DATASET CONTENT:
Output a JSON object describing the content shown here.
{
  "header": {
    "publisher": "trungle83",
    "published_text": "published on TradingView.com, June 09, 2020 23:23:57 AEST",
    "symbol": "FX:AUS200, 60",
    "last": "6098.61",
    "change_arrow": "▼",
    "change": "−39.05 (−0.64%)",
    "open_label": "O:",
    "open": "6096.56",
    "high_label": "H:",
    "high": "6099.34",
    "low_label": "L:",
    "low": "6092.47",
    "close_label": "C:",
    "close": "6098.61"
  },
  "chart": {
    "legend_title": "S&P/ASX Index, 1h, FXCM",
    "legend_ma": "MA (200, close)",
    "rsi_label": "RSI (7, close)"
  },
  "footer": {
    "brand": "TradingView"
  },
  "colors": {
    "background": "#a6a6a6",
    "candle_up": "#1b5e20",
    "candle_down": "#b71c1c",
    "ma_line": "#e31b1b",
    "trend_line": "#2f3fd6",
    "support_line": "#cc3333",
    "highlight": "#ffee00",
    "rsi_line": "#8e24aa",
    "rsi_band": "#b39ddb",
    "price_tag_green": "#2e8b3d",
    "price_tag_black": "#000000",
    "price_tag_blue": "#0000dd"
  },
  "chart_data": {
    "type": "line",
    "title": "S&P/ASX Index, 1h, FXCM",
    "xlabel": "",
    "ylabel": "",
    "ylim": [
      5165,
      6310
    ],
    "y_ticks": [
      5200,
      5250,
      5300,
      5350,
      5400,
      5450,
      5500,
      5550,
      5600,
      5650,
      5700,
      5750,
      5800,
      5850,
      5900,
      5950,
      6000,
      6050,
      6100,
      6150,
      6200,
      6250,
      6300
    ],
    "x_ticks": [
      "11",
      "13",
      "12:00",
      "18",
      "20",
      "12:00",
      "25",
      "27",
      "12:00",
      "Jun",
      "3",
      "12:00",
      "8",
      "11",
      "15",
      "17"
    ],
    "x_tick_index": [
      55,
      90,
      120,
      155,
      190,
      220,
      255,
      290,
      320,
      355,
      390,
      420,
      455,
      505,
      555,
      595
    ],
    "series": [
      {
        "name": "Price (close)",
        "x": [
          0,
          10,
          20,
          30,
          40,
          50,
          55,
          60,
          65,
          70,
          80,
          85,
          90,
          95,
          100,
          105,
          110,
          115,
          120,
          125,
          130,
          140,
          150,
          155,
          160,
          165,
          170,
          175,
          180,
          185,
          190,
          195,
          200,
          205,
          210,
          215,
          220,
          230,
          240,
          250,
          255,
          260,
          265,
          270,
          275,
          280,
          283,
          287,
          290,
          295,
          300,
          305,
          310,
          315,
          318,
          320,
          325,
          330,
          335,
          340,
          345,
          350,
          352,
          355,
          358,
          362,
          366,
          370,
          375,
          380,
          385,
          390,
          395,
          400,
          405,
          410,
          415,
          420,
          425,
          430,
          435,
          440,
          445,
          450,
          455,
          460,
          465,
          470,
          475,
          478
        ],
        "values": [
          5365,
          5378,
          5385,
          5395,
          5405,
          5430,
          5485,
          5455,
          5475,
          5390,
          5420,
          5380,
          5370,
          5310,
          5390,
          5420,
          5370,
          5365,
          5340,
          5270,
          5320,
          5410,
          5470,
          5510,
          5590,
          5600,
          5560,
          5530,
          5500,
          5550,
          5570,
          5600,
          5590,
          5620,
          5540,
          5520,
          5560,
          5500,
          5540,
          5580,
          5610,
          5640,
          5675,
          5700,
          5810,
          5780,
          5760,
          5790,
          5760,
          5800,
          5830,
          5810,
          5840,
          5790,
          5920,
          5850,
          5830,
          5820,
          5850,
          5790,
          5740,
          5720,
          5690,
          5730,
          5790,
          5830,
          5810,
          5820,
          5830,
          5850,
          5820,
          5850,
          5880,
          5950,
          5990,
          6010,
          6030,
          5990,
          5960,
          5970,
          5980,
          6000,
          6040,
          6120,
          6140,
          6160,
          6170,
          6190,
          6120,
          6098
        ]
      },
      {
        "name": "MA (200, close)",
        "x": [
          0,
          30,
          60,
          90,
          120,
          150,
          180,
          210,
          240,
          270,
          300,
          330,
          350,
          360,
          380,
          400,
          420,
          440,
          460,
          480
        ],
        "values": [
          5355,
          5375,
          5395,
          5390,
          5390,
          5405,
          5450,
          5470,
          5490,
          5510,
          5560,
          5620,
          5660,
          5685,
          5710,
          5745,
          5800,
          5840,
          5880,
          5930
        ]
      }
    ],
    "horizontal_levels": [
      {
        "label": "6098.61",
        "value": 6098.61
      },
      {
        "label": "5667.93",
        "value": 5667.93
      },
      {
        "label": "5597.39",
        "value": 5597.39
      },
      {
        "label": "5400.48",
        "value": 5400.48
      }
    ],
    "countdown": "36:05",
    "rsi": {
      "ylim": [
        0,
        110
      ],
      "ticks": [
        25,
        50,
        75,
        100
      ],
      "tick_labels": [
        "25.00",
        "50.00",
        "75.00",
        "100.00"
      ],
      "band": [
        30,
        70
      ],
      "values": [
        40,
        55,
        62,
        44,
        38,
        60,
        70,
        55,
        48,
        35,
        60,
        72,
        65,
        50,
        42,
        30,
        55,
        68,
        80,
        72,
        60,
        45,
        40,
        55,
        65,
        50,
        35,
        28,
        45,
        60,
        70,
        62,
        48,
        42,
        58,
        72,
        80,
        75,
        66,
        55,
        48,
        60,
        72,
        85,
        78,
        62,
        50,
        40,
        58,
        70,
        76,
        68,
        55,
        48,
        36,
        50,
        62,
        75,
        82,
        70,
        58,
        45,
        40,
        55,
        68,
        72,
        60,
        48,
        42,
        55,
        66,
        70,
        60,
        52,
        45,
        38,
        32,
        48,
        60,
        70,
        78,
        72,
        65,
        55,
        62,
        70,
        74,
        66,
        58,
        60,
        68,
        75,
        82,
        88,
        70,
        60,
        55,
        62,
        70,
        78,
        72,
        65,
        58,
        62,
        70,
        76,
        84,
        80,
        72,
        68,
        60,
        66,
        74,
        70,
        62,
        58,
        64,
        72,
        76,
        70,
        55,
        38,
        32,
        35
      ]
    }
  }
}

EXERCISE:
Return the listing above in its exact form.

RESULT FOR THIS TASK:
Output a JSON object describing the content shown here.
{
  "header": {
    "publisher": "trungle83",
    "published_text": "published on TradingView.com, June 09, 2020 23:23:57 AEST",
    "symbol": "FX:AUS200, 60",
    "last": "6098.61",
    "change_arrow": "▼",
    "change": "−39.05 (−0.64%)",
    "open_label": "O:",
    "open": "6096.56",
    "high_label": "H:",
    "high": "6099.34",
    "low_label": "L:",
    "low": "6092.47",
    "close_label": "C:",
    "close": "6098.61"
  },
  "chart": {
    "legend_title": "S&P/ASX Index, 1h, FXCM",
    "legend_ma": "MA (200, close)",
    "rsi_label": "RSI (7, close)"
  },
  "footer": {
    "brand": "TradingView"
  },
  "colors": {
    "background": "#a6a6a6",
    "candle_up": "#1b5e20",
    "candle_down": "#b71c1c",
    "ma_line": "#e31b1b",
    "trend_line": "#2f3fd6",
    "support_line": "#cc3333",
    "highlight": "#ffee00",
    "rsi_line": "#8e24aa",
    "rsi_band": "#b39ddb",
    "price_tag_green": "#2e8b3d",
    "price_tag_black": "#000000",
    "price_tag_blue": "#0000dd"
  },
  "chart_data": {
    "type": "line",
    "title": "S&P/ASX Index, 1h, FXCM",
    "xlabel": "",
    "ylabel": "",
    "ylim": [
      5165,
      6310
    ],
    "y_ticks": [
      5200,
      5250,
      5300,
      5350,
      5400,
      5450,
      5500,
      5550,
      5600,
      5650,
      5700,
      5750,
      5800,
      5850,
      5900,
      5950,
      6000,
      6050,
      6100,
      6150,
      6200,
      6250,
      6300
    ],
    "x_ticks": [
      "11",
      "13",
      "12:00",
      "18",
      "20",
      "12:00",
      "25",
      "27",
      "12:00",
      "Jun",
      "3",
      "12:00",
      "8",
      "11",
      "15",
      "17"
    ],
    "x_tick_index": [
      55,
      90,
      120,
      155,
      190,
      220,
      255,
      290,
      320,
      355,
      390,
      420,
      455,
      505,
      555,
      595
    ],
    "series": [
      {
        "name": "Price (close)",
        "x": [
          0,
          10,
          20,
          30,
          40,
          50,
          55,
          60,
          65,
          70,
          80,
          85,
          90,
          95,
          100,
          105,
          110,
          115,
          120,
          125,
          130,
          140,
          150,
          155,
          160,
          165,
          170,
          175,
          180,
          185,
          190,
          195,
          200,
          205,
          210,
          215,
          220,
          230,
          240,
          250,
          255,
          260,
          265,
          270,
          275,
          280,
          283,
          287,
          290,
          295,
          300,
          305,
          310,
          315,
          318,
          320,
          325,
          330,
          335,
          340,
          345,
          350,
          352,
          355,
          358,
          362,
          366,
          370,
          375,
          380,
          385,
          390,
          395,
          400,
          405,
          410,
          415,
          420,
          425,
          430,
          435,
          440,
          445,
          450,
          455,
          460,
          465,
          470,
          475,
          478
        ],
        "values": [
          5365,
          5378,
          5385,
          5395,
          5405,
          5430,
          5485,
          5455,
          5475,
          5390,
          5420,
          5380,
          5370,
          5310,
          5390,
          5420,
          5370,
          5365,
          5340,
          5270,
          5320,
          5410,
          5470,
          5510,
          5590,
          5600,
          5560,
          5530,
          5500,
          5550,
          5570,
          5600,
          5590,
          5620,
          5540,
          5520,
          5560,
          5500,
          5540,
          5580,
          5610,
          5640,
          5675,
          5700,
          5810,
          5780,
          5760,
          5790,
          5760,
          5800,
          5830,
          5810,
          5840,
          5790,
          5920,
          5850,
          5830,
          5820,
          5850,
          5790,
          5740,
          5720,
          5690,
          5730,
          5790,
          5830,
          5810,
          5820,
          5830,
          5850,
          5820,
          5850,
          5880,
          5950,
          5990,
          6010,
          6030,
          5990,
          5960,
          5970,
          5980,
          6000,
          6040,
          6120,
          6140,
          6160,
          6170,
          6190,
          6120,
          6098
        ]
      },
      {
        "name": "MA (200, close)",
        "x": [
          0,
          30,
          60,
          90,
          120,
          150,
          180,
          210,
          240,
          270,
          300,
          330,
          350,
          360,
          380,
          400,
          420,
          440,
          460,
          480
        ],
        "values": [
          5355,
          5375,
          5395,
          5390,
          5390,
          5405,
          5450,
          5470,
          5490,
          5510,
          5560,
          5620,
          5660,
          5685,
          5710,
          5745,
          5800,
          5840,
          5880,
          5930
        ]
      }
    ],
    "horizontal_levels": [
      {
        "label": "6098.61",
        "value": 6098.61
      },
      {
        "label": "5667.93",
        "value": 5667.93
      },
      {
        "label": "5597.39",
        "value": 5597.39
      },
      {
        "label": "5400.48",
        "value": 5400.48
      }
    ],
    "countdown": "36:05",
    "rsi": {
      "ylim": [
        0,
        110
      ],
      "ticks": [
        25,
        50,
        75,
        100
      ],
      "tick_labels": [
        "25.00",
        "50.00",
        "75.00",
        "100.00"
      ],
      "band": [
        30,
        70
      ],
      "values": [
        40,
        55,
        62,
        44,
        38,
        60,
        70,
        55,
        48,
        35,
        60,
        72,
        65,
        50,
        42,
        30,
        55,
        68,
        80,
        72,
        60,
        45,
        40,
        55,
        65,
        50,
        35,
        28,
        45,
        60,
        70,
        62,
        48,
        42,
        58,
        72,
        80,
        75,
        66,
        55,
        48,
        60,
        72,
        85,
        78,
        62,
        50,
        40,
        58,
        70,
        76,
        68,
        55,
        48,
        36,
        50,
        62,
        75,
        82,
        70,
        58,
        45,
        40,
        55,
        68,
        72,
        60,
        48,
        42,
        55,
        66,
        70,
        60,
        52,
        45,
        38,
        32,
        48,
        60,
        70,
        78,
        72,
        65,
        55,
        62,
        70,
        74,
        66,
        58,
        60,
        68,
        75,
        82,
        88,
        70,
        60,
        55,
        62,
        70,
        78,
        72,
        65,
        58,
        62,
        70,
        76,
        84,
        80,
        72,
        68,
        60,
        66,
        74,
        70,
        62,
        58,
        64,
        72,
        76,
        70,
        55,
        38,
        32,
        35
      ]
    }
  }
}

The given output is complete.